[REQUIRED TASK]
Identify all lines below that hold "Papertrans" and collect them.

—————

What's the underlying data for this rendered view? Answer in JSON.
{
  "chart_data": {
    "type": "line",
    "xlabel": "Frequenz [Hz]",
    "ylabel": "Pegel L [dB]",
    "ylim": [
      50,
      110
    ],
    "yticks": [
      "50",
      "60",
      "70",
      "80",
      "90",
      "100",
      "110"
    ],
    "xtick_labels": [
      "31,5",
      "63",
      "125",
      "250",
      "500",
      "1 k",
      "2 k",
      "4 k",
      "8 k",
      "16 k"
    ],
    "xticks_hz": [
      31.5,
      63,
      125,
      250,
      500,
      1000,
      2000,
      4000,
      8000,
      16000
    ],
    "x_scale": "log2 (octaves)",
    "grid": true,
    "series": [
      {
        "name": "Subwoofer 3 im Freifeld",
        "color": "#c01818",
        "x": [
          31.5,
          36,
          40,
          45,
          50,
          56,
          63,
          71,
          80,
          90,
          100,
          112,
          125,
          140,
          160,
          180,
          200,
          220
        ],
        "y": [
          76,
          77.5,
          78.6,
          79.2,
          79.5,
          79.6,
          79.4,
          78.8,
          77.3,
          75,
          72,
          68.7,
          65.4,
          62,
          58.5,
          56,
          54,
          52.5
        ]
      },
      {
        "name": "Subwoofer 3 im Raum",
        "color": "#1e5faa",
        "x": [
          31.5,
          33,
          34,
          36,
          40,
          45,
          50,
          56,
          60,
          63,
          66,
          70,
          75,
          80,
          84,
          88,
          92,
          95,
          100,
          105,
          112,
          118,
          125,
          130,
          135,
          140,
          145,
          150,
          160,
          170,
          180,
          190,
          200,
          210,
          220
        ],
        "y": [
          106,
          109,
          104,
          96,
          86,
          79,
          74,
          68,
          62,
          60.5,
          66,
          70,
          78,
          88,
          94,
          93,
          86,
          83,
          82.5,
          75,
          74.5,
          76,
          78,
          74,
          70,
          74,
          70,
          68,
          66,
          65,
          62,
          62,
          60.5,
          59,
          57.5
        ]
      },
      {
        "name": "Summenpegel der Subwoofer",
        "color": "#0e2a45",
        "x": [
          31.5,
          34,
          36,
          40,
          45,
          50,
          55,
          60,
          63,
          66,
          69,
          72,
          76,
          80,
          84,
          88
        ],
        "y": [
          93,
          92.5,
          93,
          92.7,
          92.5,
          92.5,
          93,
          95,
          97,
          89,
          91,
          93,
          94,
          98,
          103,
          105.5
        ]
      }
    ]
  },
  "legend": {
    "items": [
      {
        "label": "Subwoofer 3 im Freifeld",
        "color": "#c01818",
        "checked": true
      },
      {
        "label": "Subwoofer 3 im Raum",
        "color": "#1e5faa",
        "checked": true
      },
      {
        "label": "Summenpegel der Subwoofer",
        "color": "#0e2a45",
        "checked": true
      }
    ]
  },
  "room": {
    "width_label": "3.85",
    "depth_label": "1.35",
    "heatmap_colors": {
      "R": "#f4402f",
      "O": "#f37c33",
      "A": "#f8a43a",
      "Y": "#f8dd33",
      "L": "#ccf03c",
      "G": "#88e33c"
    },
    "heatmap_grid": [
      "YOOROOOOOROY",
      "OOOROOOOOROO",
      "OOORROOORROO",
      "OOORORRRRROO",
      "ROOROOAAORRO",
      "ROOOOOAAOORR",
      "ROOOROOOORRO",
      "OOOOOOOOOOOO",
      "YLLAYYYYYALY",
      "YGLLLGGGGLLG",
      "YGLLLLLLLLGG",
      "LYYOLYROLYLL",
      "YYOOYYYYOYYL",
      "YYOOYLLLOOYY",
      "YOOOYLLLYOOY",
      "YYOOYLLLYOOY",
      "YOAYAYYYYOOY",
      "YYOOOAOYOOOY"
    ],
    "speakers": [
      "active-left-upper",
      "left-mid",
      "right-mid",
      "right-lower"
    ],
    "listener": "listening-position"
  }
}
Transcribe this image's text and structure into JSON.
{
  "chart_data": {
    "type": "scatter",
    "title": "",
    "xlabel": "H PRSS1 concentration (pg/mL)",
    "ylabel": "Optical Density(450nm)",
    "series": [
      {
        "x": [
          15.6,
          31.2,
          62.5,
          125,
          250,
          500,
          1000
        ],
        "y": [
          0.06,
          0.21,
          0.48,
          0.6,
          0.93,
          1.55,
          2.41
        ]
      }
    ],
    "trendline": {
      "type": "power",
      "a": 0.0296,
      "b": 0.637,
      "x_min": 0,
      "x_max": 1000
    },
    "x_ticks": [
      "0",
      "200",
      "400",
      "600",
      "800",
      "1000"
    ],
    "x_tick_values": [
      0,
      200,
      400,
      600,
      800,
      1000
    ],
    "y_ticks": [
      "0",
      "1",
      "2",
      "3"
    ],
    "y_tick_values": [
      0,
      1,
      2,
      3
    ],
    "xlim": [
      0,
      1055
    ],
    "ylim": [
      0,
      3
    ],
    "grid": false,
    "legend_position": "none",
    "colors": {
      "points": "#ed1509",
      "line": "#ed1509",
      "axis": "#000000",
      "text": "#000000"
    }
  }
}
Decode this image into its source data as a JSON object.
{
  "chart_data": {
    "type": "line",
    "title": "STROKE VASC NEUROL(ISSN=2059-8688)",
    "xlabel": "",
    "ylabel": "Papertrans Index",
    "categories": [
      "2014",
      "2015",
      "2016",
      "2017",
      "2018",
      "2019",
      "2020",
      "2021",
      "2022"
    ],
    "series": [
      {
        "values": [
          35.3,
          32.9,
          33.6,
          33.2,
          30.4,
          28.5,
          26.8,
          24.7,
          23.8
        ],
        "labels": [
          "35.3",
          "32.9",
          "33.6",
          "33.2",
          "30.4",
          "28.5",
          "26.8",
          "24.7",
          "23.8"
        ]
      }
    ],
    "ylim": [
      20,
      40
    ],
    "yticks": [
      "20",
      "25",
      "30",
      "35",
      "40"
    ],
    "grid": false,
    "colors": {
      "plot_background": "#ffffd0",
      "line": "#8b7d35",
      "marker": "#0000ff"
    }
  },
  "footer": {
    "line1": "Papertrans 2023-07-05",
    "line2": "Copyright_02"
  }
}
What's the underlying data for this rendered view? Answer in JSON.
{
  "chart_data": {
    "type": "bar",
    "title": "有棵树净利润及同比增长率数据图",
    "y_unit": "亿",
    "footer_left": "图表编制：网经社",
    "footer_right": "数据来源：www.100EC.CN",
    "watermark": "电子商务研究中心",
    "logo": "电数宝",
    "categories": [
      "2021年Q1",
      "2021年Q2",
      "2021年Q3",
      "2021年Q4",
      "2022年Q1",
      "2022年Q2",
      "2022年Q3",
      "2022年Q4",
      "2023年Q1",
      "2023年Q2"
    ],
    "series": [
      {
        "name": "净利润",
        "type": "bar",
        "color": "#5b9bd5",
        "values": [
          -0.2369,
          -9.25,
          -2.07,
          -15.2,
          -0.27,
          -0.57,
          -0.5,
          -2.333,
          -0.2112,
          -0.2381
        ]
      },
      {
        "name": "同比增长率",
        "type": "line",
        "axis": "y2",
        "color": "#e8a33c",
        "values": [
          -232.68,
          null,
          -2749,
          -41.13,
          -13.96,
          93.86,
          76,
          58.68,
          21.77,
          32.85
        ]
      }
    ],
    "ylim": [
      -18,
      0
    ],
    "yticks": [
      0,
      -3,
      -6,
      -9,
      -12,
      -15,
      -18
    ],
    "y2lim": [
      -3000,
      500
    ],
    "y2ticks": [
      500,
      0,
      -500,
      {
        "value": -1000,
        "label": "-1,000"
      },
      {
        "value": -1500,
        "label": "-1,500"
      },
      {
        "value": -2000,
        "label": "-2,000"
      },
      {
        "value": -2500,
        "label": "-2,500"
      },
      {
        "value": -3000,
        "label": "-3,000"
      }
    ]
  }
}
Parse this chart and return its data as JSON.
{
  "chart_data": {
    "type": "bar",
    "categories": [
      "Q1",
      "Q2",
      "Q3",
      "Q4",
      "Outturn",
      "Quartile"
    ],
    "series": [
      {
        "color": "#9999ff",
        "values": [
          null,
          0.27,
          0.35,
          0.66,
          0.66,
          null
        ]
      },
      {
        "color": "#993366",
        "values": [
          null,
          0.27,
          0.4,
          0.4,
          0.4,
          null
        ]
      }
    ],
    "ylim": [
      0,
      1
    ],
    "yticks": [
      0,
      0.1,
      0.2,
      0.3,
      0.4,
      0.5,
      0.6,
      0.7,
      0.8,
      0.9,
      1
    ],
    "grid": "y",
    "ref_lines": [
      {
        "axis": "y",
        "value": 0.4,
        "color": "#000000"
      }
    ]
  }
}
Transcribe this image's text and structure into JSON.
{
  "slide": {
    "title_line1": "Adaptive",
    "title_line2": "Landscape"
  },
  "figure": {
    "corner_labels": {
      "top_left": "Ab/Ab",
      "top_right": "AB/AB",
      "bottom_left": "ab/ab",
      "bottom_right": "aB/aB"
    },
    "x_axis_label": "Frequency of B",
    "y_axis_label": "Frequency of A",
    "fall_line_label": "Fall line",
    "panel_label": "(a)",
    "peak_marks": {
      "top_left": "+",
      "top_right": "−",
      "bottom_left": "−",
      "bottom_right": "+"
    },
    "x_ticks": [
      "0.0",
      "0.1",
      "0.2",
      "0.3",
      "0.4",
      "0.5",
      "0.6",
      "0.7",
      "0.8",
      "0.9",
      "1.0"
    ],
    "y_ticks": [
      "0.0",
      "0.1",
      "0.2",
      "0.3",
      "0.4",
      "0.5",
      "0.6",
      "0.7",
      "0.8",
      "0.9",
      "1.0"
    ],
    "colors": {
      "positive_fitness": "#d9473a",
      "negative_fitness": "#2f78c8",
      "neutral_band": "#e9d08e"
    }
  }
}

—————

[WRITTEN REPLY]
    "ylabel": "Papertrans Index",
    "line1": "Papertrans 2023-07-05",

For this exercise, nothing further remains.